_Requirements_: Report the count of lines below that include "JSON", without any other text.

_Listed records_:
━━━━━━━━━━━━━━━━
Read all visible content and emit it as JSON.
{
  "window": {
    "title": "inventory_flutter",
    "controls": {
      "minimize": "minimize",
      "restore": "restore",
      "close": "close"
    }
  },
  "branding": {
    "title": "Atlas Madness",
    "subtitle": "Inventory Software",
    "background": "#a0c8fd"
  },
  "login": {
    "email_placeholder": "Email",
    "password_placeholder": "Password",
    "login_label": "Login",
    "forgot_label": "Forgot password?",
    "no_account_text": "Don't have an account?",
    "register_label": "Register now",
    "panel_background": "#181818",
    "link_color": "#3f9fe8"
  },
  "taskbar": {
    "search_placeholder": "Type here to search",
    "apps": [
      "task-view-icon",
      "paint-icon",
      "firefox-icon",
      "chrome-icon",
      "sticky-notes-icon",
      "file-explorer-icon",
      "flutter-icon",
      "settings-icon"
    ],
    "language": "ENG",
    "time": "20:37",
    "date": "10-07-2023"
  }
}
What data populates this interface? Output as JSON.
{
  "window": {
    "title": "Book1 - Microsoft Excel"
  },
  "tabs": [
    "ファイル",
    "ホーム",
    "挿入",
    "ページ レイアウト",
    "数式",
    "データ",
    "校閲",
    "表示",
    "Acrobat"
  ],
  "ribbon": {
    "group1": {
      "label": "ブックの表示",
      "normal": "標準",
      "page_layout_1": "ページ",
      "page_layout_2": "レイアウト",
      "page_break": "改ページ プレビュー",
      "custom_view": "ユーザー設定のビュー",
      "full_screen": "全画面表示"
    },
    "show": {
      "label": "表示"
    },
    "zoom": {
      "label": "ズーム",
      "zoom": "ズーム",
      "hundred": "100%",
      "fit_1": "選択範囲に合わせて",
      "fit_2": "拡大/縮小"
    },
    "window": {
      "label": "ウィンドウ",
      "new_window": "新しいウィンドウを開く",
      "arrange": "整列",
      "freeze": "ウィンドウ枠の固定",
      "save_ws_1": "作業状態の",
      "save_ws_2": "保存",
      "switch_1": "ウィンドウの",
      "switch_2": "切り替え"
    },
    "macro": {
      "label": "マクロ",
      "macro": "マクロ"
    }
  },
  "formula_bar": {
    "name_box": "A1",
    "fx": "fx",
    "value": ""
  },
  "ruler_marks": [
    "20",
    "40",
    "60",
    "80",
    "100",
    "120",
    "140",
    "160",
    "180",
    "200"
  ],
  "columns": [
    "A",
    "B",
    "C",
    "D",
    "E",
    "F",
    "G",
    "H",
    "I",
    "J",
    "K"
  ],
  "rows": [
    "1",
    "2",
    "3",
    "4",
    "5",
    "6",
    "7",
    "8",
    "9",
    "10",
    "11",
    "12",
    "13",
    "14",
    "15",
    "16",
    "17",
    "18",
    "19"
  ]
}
━━━━━━━━━━━━━━━━
_Output_: 2